▸ **Stated task**
Look through the data below. Collect every line where the word "image" occurs.

Saved entries:
>> BEGIN

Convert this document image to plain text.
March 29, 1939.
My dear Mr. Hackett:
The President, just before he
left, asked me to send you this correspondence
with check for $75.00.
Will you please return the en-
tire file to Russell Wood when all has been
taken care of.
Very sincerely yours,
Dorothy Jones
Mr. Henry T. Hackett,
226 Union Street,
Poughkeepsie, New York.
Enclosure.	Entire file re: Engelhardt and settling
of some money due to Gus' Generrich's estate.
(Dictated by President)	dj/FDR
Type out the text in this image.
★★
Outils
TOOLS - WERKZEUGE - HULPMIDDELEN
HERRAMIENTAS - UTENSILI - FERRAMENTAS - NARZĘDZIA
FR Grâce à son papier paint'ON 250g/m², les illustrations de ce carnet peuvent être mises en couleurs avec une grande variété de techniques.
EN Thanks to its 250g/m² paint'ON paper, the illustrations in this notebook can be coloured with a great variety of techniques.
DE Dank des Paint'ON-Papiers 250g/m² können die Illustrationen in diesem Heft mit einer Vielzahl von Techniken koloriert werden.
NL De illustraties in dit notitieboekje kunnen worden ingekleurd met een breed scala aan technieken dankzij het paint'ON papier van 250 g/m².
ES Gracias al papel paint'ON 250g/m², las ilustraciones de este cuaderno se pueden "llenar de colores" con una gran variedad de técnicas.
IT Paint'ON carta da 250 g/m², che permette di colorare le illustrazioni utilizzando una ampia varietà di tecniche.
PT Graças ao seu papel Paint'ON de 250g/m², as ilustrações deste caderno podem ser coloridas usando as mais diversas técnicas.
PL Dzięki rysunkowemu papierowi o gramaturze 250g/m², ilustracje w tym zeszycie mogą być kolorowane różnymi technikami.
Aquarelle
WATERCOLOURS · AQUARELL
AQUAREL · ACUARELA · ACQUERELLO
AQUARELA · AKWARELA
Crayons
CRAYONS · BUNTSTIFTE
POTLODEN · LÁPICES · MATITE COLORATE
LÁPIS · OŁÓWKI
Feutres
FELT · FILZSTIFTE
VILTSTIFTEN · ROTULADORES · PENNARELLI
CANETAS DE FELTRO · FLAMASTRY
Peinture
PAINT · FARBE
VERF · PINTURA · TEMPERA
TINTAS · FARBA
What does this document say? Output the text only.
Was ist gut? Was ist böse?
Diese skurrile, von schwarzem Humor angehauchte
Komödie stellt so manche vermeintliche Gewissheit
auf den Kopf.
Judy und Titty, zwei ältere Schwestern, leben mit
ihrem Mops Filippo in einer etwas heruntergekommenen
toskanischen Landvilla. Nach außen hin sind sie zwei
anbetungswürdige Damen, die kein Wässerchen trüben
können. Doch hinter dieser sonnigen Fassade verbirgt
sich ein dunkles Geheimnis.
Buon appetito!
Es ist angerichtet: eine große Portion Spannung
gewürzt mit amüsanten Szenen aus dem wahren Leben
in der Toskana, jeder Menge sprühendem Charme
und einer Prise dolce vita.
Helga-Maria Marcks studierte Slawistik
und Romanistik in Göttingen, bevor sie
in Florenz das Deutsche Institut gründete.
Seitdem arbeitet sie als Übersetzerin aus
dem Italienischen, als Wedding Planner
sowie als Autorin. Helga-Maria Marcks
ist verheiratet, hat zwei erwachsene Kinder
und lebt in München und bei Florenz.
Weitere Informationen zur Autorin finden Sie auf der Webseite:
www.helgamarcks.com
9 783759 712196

>> END

▸ **Full output**
Convert this document image to plain text.
Type out the text in this image.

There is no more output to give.